Given data.
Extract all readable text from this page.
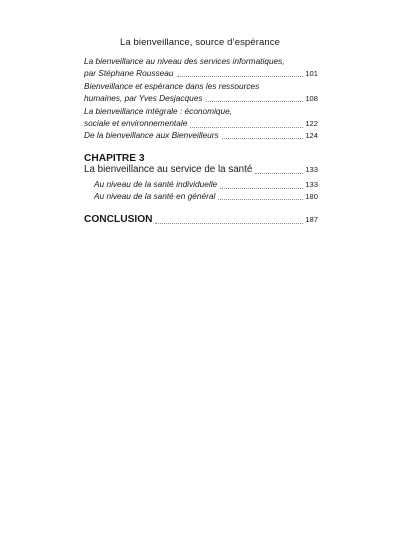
La bienveillance, source d’espérance
La bienveillance au niveau des services informatiques,
par Stéphane Rousseau	101
Bienveillance et espérance dans les ressources
humaines, par Yves Desjacques	108
La bienveillance intégrale : économique,
sociale et environnementale	122
De la bienveillance aux Bienveilleurs	124
CHAPITRE 3
La bienveillance au service de la santé	133
Au niveau de la santé individuelle	133
Au niveau de la santé en général	180
CONCLUSION	187
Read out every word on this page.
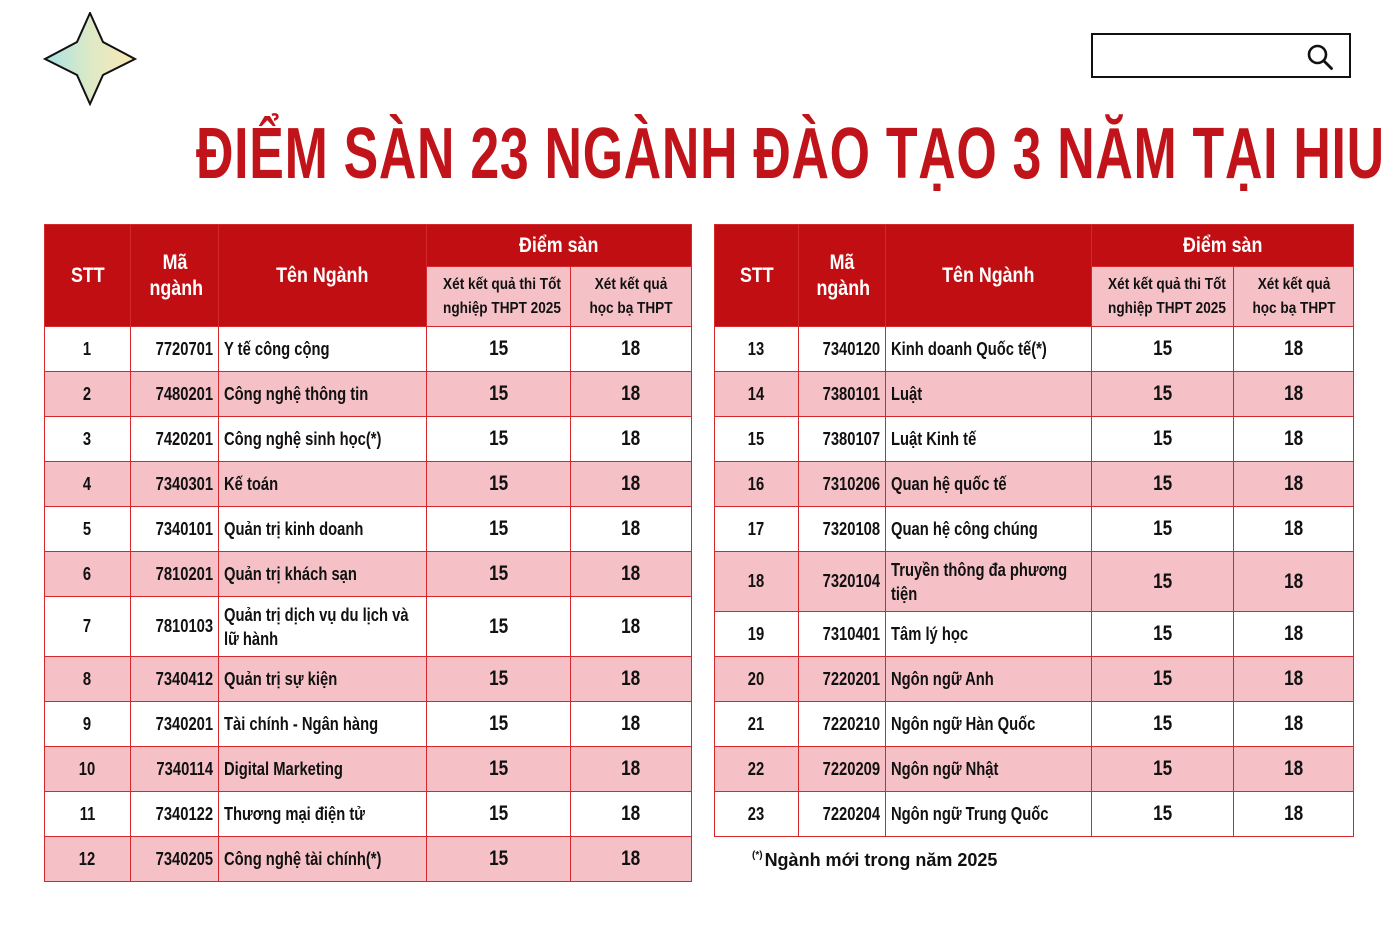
ĐIỂM SÀN 23 NGÀNH ĐÀO TẠO 3 NĂM TẠI HIU
STT	Mã ngành	Tên Ngành	Điểm sàn	
			Xét kết quả thi Tốt nghiệp THPT 2025	Xét kết quả học bạ THPT
1	7720701	Y tế công cộng	15	18
2	7480201	Công nghệ thông tin	15	18
3	7420201	Công nghệ sinh học(*)	15	18
4	7340301	Kế toán	15	18
5	7340101	Quản trị kinh doanh	15	18
6	7810201	Quản trị khách sạn	15	18
7	7810103	Quản trị dịch vụ du lịch và lữ hành	15	18
8	7340412	Quản trị sự kiện	15	18
9	7340201	Tài chính - Ngân hàng	15	18
10	7340114	Digital Marketing	15	18
11	7340122	Thương mại điện tử	15	18
12	7340205	Công nghệ tài chính(*)	15	18
STT	Mã ngành	Tên Ngành	Điểm sàn	
			Xét kết quả thi Tốt nghiệp THPT 2025	Xét kết quả học bạ THPT
13	7340120	Kinh doanh Quốc tế(*)	15	18
14	7380101	Luật	15	18
15	7380107	Luật Kinh tế	15	18
16	7310206	Quan hệ quốc tế	15	18
17	7320108	Quan hệ công chúng	15	18
18	7320104	Truyền thông đa phương tiện	15	18
19	7310401	Tâm lý học	15	18
20	7220201	Ngôn ngữ Anh	15	18
21	7220210	Ngôn ngữ Hàn Quốc	15	18
22	7220209	Ngôn ngữ Nhật	15	18
23	7220204	Ngôn ngữ Trung Quốc	15	18
(*) Ngành mới trong năm 2025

Exercise brief.
Locate the word "Luật" in the data above. Copy every line carrying it.

The answer.
14	7380101	Luật	15	18
15	7380107	Luật Kinh tế	15	18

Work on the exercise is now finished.